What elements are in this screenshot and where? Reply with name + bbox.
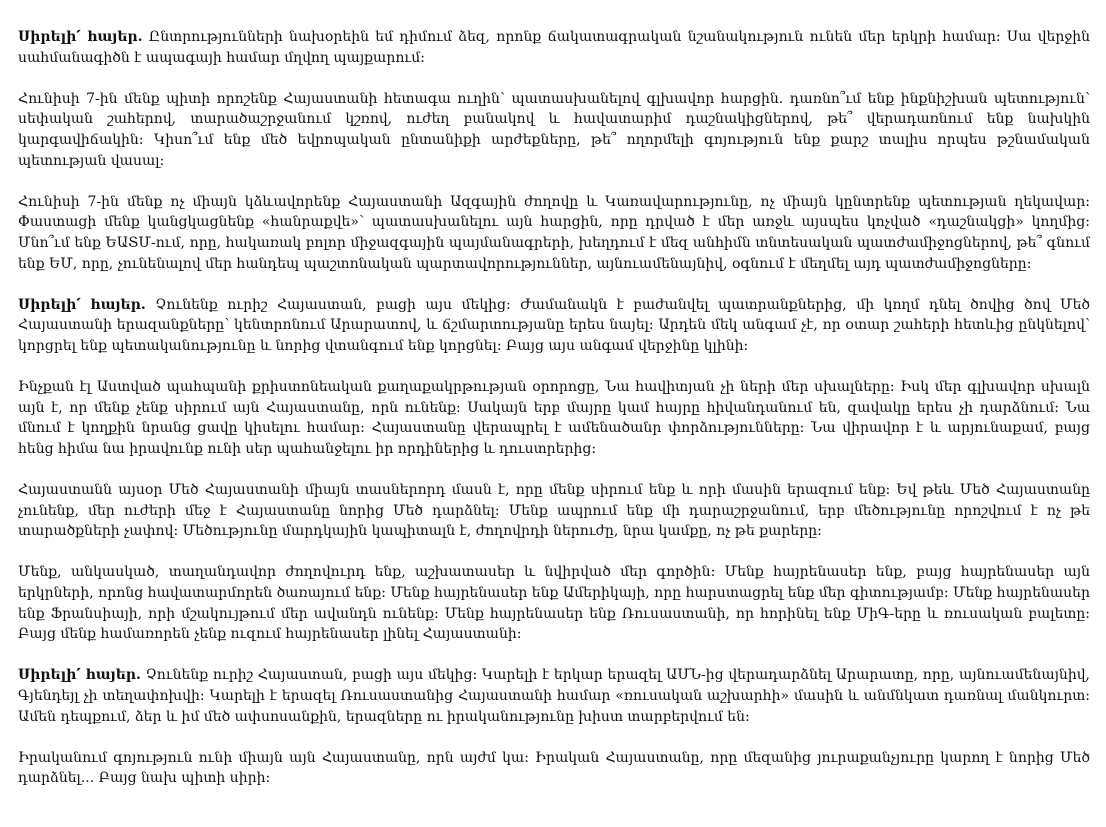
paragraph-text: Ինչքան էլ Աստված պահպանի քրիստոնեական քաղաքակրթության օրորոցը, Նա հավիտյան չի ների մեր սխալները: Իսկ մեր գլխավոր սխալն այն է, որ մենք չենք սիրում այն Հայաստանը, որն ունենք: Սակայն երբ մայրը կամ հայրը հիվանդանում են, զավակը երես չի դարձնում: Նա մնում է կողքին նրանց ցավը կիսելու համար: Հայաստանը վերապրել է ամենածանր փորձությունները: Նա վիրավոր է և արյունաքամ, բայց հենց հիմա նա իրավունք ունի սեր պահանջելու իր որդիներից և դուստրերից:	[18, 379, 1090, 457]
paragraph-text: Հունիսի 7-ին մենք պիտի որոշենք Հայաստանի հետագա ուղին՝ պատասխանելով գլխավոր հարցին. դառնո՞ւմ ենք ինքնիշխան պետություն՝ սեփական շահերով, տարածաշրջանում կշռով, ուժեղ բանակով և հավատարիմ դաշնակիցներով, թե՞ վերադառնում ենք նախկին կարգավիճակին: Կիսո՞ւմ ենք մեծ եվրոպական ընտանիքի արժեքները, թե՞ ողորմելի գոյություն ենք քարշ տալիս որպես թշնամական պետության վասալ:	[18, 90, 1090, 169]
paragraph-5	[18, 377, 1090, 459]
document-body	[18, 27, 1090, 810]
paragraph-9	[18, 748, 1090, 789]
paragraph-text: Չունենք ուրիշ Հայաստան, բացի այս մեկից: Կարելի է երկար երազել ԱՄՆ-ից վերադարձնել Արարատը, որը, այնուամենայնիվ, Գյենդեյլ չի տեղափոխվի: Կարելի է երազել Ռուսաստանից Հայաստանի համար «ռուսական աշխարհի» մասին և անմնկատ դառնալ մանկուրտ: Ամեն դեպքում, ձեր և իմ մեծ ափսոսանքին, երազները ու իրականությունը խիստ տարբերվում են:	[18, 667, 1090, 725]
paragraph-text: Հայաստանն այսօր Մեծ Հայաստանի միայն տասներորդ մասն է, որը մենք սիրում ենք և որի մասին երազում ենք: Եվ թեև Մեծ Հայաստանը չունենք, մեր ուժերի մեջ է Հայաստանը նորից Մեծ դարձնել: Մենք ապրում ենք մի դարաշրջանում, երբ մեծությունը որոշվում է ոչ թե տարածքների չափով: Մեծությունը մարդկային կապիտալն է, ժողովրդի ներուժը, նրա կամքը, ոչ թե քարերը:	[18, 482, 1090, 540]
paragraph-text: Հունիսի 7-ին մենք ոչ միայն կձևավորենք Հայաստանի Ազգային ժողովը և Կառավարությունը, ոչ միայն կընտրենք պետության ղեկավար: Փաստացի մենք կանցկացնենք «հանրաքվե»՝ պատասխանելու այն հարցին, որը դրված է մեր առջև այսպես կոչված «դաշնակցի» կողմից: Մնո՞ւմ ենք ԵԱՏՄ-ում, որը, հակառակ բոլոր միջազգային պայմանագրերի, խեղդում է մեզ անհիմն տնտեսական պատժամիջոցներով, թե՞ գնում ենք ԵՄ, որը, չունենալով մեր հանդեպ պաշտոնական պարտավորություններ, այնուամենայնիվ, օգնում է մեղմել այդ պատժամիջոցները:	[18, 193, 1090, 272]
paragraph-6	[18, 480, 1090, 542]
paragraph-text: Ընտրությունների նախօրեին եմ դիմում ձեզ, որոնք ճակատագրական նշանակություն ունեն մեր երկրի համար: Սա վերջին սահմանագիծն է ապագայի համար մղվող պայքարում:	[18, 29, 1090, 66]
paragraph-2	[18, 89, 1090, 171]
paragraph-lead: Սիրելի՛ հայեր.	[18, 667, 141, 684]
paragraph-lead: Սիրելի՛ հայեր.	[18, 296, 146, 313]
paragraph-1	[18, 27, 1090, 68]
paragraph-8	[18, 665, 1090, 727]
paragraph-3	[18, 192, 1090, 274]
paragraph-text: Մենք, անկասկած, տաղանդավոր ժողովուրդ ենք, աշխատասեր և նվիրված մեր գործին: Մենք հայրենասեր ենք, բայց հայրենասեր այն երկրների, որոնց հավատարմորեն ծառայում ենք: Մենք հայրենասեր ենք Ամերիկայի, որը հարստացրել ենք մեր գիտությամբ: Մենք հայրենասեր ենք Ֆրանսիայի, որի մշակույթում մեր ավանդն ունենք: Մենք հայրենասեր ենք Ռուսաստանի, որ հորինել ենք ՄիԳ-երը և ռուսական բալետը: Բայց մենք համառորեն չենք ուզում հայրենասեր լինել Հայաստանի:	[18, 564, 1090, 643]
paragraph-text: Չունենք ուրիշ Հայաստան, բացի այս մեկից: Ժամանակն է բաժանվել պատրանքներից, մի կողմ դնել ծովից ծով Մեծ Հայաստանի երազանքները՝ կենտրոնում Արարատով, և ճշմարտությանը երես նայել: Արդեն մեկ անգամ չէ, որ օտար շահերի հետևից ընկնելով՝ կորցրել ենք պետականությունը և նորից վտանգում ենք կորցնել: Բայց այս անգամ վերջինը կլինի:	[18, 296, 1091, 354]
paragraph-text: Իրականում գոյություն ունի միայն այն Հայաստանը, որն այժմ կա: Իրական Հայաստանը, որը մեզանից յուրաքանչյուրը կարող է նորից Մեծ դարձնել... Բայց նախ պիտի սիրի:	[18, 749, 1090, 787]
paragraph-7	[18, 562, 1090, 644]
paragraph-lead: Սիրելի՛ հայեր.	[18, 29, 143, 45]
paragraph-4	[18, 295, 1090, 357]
------
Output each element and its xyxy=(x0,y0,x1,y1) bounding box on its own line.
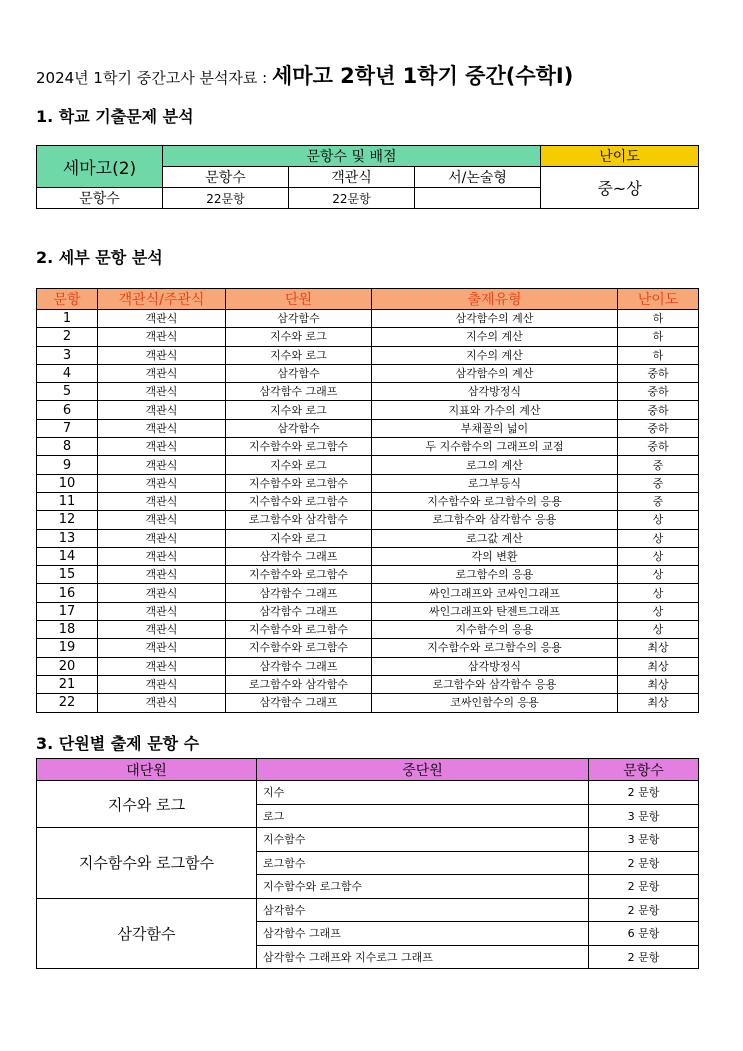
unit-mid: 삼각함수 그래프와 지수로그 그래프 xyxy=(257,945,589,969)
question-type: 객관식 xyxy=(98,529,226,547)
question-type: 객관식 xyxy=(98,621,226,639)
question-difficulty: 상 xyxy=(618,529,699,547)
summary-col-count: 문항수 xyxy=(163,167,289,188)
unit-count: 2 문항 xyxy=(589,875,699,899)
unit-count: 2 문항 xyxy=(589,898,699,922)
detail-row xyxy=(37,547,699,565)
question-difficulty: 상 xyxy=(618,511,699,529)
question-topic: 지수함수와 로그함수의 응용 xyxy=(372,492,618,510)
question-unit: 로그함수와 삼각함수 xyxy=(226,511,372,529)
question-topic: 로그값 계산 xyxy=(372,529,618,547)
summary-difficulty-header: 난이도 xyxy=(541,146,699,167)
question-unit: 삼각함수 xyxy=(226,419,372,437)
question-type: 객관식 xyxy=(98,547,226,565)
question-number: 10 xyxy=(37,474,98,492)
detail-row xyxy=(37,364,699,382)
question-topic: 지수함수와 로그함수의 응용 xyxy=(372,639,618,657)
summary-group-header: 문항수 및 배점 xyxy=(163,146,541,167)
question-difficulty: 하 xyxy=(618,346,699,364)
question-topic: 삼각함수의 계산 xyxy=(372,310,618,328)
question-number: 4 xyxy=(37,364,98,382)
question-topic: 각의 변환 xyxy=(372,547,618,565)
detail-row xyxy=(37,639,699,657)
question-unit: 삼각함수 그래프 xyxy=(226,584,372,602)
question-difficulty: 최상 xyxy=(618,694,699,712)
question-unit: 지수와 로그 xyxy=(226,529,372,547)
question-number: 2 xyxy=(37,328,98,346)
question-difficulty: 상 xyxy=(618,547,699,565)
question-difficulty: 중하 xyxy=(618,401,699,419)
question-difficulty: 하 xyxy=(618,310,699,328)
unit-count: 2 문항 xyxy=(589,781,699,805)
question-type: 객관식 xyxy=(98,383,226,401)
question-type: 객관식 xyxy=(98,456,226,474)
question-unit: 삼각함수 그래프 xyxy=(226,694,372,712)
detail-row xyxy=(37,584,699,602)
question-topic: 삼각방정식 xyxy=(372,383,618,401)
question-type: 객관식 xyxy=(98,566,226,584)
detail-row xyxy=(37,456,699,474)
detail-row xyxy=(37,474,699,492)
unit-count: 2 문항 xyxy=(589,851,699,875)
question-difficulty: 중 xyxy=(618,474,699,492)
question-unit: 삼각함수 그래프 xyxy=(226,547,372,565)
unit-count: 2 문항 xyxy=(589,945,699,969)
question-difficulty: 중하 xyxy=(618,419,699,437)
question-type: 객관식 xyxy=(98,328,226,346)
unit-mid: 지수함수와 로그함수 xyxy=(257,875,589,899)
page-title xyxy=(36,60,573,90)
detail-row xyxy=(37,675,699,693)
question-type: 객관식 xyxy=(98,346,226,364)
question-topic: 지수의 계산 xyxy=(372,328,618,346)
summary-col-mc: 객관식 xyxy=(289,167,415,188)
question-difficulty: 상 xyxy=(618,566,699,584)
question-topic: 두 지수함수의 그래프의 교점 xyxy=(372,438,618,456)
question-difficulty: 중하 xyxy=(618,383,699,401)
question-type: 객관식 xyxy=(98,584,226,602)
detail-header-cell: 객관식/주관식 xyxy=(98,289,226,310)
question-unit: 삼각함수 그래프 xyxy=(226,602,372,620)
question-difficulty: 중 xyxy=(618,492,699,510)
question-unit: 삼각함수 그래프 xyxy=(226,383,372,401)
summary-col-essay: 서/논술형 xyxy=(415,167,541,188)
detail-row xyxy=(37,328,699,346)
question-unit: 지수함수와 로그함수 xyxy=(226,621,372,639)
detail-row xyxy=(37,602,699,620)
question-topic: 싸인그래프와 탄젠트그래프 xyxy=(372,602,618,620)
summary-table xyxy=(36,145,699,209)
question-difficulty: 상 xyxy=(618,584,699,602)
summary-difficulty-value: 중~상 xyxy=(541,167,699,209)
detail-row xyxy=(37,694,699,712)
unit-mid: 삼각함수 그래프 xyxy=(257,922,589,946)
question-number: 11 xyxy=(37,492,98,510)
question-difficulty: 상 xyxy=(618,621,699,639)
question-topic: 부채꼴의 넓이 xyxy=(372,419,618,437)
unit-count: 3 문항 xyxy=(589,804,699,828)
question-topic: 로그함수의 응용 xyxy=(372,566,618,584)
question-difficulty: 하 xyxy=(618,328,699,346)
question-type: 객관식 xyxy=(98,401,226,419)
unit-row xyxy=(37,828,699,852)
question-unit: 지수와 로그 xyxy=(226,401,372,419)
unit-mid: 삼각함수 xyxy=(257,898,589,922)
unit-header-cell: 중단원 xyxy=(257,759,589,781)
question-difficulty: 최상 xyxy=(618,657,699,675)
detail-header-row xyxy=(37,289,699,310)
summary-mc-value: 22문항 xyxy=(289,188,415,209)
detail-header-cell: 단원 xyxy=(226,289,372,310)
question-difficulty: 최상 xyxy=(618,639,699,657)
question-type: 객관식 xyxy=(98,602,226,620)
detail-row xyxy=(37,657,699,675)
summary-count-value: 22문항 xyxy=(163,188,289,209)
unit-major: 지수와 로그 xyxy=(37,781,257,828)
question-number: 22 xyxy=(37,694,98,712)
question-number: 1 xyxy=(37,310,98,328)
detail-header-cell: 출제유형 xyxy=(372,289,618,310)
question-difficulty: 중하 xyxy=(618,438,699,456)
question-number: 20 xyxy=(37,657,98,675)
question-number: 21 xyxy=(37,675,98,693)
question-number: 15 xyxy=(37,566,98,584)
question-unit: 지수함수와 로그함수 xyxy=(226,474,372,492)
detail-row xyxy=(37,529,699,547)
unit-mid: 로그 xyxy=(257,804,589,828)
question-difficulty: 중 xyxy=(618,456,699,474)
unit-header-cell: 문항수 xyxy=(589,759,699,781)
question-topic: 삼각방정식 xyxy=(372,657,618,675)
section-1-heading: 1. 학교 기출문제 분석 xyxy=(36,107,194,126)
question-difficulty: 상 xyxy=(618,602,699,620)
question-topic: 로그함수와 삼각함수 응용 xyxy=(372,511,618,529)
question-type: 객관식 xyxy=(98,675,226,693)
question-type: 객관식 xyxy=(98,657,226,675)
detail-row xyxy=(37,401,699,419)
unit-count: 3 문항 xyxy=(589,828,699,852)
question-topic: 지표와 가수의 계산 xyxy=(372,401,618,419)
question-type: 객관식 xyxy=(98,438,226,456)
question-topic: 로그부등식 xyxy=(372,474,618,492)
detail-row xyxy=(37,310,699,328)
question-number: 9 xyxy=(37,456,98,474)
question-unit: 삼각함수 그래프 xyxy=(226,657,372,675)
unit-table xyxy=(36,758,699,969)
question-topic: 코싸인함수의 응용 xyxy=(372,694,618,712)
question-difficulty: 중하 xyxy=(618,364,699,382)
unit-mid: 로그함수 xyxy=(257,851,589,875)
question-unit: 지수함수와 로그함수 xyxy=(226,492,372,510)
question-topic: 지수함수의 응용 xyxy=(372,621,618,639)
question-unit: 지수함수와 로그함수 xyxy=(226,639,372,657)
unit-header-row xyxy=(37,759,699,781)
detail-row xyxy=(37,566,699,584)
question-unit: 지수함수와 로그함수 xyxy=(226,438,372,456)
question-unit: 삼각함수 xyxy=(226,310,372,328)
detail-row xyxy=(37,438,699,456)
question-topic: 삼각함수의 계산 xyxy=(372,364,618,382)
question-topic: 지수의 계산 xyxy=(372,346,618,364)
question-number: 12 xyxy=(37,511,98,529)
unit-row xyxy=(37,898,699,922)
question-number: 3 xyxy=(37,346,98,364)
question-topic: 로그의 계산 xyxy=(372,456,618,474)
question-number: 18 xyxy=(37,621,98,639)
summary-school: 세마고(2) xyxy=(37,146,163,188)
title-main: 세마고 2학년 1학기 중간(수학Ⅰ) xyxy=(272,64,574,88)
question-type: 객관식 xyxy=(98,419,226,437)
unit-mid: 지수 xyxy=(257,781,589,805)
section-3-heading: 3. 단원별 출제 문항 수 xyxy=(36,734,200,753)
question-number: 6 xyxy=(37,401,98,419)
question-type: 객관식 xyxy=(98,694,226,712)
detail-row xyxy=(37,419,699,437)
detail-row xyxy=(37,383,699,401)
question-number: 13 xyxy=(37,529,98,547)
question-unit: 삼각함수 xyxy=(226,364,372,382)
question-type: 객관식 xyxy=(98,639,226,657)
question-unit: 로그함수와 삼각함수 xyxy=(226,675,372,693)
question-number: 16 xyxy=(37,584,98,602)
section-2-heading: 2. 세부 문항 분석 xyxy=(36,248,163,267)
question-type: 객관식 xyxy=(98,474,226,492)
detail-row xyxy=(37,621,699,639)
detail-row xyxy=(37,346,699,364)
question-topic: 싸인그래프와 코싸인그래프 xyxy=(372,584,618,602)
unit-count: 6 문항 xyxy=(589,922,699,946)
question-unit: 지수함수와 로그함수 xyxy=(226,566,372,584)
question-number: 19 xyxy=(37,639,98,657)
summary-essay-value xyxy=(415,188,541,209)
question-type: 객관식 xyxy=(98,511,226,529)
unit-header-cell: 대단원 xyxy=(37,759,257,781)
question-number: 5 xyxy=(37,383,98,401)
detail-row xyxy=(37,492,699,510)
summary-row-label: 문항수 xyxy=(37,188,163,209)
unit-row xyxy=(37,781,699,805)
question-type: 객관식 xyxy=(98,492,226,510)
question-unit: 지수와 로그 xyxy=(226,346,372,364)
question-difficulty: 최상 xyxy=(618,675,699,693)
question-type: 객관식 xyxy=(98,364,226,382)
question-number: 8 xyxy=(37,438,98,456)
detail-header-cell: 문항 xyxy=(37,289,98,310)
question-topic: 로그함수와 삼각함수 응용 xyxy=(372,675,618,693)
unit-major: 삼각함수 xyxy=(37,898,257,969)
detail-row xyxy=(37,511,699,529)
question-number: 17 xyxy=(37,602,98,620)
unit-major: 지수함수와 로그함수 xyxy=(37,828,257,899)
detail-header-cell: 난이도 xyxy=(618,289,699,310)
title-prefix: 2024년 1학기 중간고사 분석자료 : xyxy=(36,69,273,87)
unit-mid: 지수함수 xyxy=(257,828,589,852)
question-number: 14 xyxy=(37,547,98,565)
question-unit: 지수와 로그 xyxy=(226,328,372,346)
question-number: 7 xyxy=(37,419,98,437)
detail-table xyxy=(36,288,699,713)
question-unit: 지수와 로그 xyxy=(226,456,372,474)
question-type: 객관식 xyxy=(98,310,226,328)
------
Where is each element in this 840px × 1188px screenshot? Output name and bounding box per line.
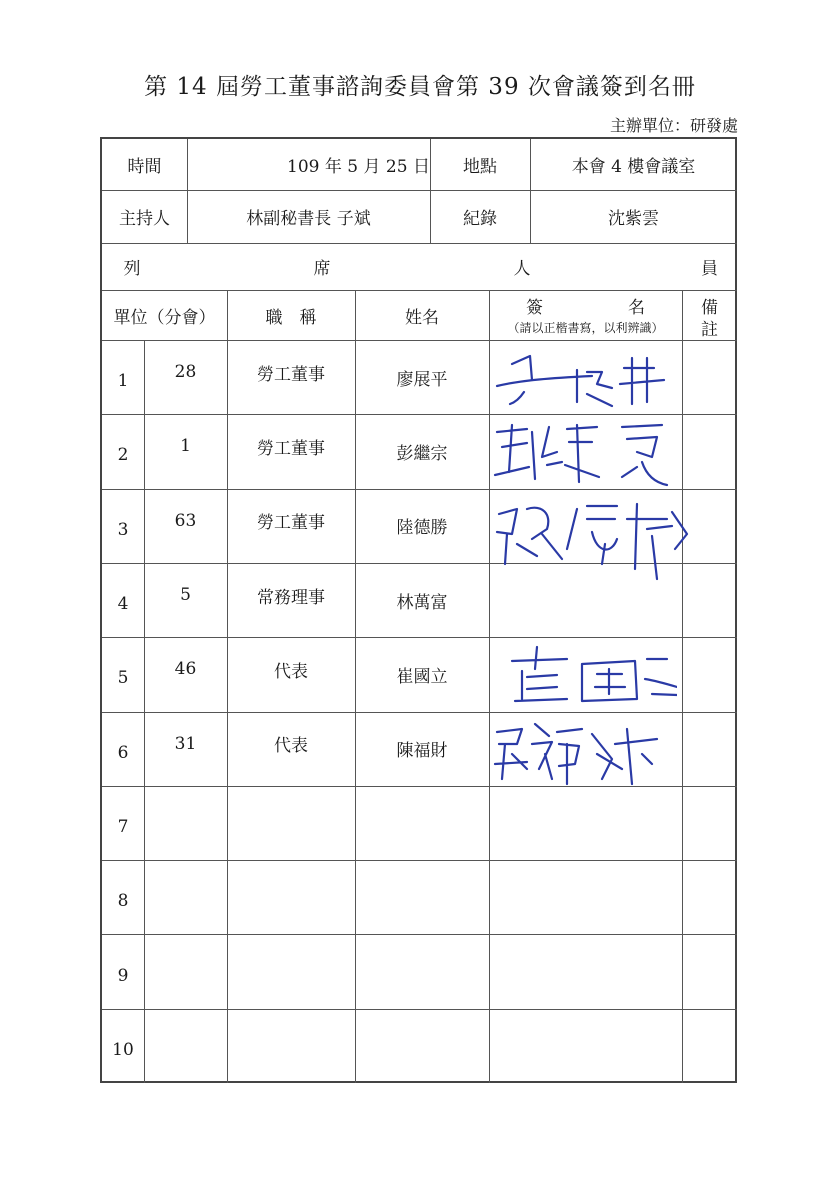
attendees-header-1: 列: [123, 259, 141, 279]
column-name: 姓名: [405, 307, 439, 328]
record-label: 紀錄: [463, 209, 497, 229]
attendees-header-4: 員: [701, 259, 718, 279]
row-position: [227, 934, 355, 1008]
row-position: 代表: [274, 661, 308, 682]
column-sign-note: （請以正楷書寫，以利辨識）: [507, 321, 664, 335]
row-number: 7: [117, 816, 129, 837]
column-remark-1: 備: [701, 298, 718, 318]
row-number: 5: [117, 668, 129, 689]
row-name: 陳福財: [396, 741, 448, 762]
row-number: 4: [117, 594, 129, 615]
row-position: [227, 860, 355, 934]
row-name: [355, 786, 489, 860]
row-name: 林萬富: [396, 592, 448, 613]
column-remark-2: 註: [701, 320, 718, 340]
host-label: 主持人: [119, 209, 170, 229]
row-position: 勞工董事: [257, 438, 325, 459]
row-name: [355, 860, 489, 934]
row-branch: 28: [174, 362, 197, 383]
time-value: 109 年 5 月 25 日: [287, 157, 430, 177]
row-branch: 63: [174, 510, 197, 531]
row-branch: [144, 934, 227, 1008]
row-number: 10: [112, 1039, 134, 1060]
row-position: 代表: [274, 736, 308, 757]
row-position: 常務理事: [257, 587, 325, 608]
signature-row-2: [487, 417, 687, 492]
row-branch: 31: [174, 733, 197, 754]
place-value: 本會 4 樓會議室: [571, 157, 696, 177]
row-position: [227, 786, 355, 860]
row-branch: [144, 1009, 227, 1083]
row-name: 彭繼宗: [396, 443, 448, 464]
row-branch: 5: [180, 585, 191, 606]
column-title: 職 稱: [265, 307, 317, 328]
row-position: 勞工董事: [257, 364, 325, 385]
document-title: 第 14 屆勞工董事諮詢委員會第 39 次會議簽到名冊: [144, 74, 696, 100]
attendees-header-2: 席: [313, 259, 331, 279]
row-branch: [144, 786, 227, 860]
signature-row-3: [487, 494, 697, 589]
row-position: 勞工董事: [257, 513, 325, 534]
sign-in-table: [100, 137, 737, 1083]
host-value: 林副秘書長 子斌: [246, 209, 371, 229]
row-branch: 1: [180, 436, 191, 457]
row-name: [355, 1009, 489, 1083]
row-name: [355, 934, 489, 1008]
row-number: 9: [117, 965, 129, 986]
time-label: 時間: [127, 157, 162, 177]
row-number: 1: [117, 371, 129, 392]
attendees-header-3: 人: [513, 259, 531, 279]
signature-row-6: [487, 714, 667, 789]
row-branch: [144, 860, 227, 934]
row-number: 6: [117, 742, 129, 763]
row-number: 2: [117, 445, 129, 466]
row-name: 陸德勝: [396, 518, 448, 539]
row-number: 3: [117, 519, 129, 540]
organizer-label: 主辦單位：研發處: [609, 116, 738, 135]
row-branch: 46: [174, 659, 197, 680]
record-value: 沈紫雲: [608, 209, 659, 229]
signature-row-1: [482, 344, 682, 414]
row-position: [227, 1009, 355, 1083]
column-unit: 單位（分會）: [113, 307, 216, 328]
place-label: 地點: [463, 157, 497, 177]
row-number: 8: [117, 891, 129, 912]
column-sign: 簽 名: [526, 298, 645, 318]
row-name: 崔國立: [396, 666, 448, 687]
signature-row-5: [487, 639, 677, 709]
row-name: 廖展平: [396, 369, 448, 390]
------
**REQUIRED TASK**. Lay out the lines from the line containing "unit-mid: 삼각함수 그래프와" to the line containing "question-topic: 로그값 계산 xyxy=(372,529,618,547)", both included, as a Markdown table with a "No." column giving the row number and a "Line" column giving the line, with blank lines omitted.

**ANSWER BELOW**.
| No. | Line |
|---|---|
| 1 | unit-mid: 삼각함수 그래프와 지수로그 그래프 xyxy=(257,945,589,969) |
| 2 | question-type: 객관식 xyxy=(98,529,226,547) |
| 3 | question-type: 객관식 xyxy=(98,621,226,639) |
| 4 | question-difficulty: 상 xyxy=(618,529,699,547) |
| 5 | summary-col-count: 문항수 xyxy=(163,167,289,188) |
| 6 | unit-count: 2 문항 xyxy=(589,875,699,899) |
| 7 | unit-count: 2 문항 xyxy=(589,898,699,922) |
| 8 | detail-row xyxy=(37,547,699,565) |
| 9 | question-difficulty: 상 xyxy=(618,511,699,529) |
| 10 | question-topic: 지수함수와 로그함수의 응용 xyxy=(372,492,618,510) |
| 11 | question-unit: 로그함수와 삼각함수 xyxy=(226,511,372,529) |
| 12 | question-topic: 로그값 계산 xyxy=(372,529,618,547) |